- [Directions for this task] Transcribe every entry word for word. Skip the pictures.

*** Extracted information ***

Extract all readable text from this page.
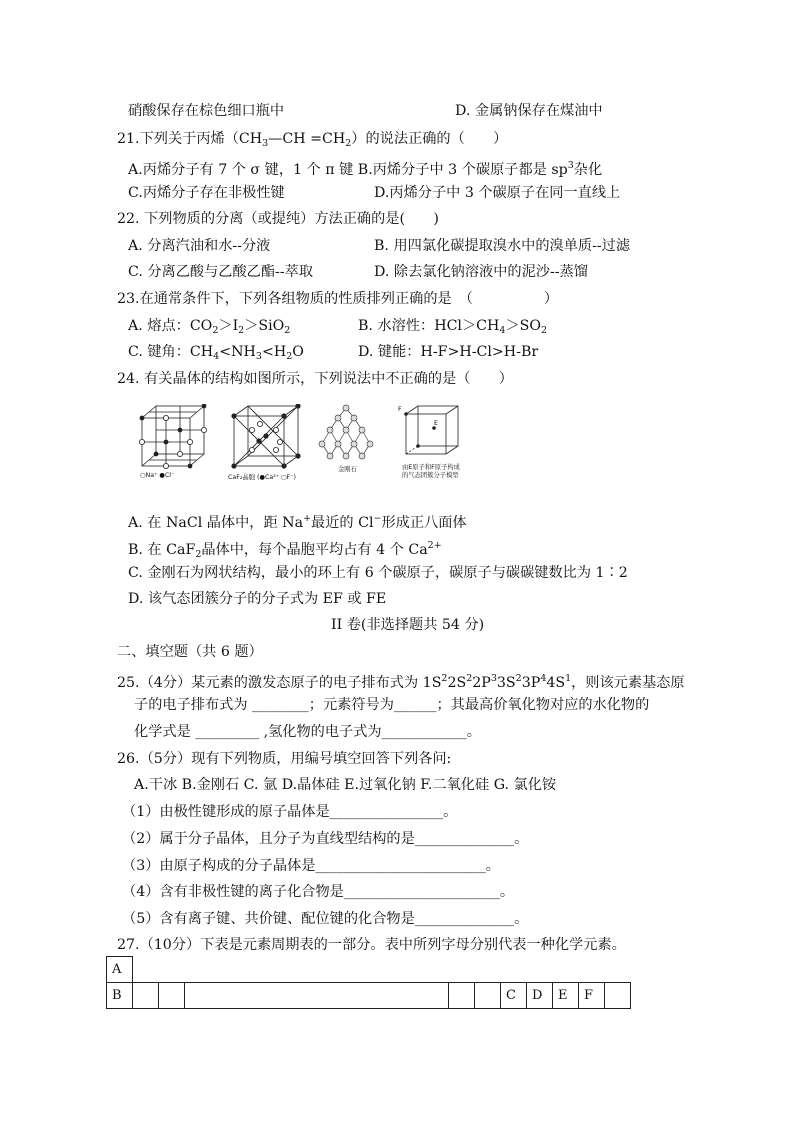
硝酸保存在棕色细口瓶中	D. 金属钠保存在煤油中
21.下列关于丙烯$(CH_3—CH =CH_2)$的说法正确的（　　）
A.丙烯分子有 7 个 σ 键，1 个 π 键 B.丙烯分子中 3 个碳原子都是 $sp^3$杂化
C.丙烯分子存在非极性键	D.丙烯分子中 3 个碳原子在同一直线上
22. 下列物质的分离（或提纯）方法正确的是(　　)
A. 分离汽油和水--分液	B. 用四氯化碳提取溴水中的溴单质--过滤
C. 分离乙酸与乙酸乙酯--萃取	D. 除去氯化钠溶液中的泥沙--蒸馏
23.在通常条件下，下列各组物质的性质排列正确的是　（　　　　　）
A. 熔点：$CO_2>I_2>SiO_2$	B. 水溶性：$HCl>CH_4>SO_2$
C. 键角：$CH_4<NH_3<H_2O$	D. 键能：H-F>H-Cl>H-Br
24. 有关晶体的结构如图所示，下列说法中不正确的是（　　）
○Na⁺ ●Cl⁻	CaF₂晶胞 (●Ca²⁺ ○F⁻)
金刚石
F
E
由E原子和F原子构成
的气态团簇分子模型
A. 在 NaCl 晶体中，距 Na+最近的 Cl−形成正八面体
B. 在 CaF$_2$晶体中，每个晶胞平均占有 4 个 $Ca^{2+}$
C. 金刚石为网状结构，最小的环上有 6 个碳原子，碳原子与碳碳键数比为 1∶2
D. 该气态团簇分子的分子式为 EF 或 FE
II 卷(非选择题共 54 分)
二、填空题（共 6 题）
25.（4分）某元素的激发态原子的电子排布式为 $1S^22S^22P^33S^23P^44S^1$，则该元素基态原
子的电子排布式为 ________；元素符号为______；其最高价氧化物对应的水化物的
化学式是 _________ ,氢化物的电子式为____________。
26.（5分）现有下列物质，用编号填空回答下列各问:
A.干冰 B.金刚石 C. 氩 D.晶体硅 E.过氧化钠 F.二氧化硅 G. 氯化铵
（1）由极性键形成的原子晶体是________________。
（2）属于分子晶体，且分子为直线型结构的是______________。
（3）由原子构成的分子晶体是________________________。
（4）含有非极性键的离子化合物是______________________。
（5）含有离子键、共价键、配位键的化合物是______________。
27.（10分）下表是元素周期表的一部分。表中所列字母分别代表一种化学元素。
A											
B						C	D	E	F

***

- [Finished task]
Extract all readable text from this page.
硝酸保存在棕色细口瓶中	D. 金属钠保存在煤油中
21.下列关于丙烯$(CH_3—CH =CH_2)$的说法正确的（　　）
A.丙烯分子有 7 个 σ 键，1 个 π 键 B.丙烯分子中 3 个碳原子都是 $sp^3$杂化
C.丙烯分子存在非极性键	D.丙烯分子中 3 个碳原子在同一直线上
22. 下列物质的分离（或提纯）方法正确的是(　　)
A. 分离汽油和水--分液	B. 用四氯化碳提取溴水中的溴单质--过滤
C. 分离乙酸与乙酸乙酯--萃取	D. 除去氯化钠溶液中的泥沙--蒸馏
23.在通常条件下，下列各组物质的性质排列正确的是　（　　　　　）
A. 熔点：$CO_2>I_2>SiO_2$	B. 水溶性：$HCl>CH_4>SO_2$
C. 键角：$CH_4<NH_3<H_2O$	D. 键能：H-F>H-Cl>H-Br
24. 有关晶体的结构如图所示，下列说法中不正确的是（　　）
○Na⁺ ●Cl⁻	CaF₂晶胞 (●Ca²⁺ ○F⁻)
金刚石
F
E
由E原子和F原子构成
的气态团簇分子模型
A. 在 NaCl 晶体中，距 Na+最近的 Cl−形成正八面体
B. 在 CaF$_2$晶体中，每个晶胞平均占有 4 个 $Ca^{2+}$
C. 金刚石为网状结构，最小的环上有 6 个碳原子，碳原子与碳碳键数比为 1∶2
D. 该气态团簇分子的分子式为 EF 或 FE
II 卷(非选择题共 54 分)
二、填空题（共 6 题）
25.（4分）某元素的激发态原子的电子排布式为 $1S^22S^22P^33S^23P^44S^1$，则该元素基态原
子的电子排布式为 ________；元素符号为______；其最高价氧化物对应的水化物的
化学式是 _________ ,氢化物的电子式为____________。
26.（5分）现有下列物质，用编号填空回答下列各问:
A.干冰 B.金刚石 C. 氩 D.晶体硅 E.过氧化钠 F.二氧化硅 G. 氯化铵
（1）由极性键形成的原子晶体是________________。
（2）属于分子晶体，且分子为直线型结构的是______________。
（3）由原子构成的分子晶体是________________________。
（4）含有非极性键的离子化合物是______________________。
（5）含有离子键、共价键、配位键的化合物是______________。
27.（10分）下表是元素周期表的一部分。表中所列字母分别代表一种化学元素。
A											
B						C	D	E	F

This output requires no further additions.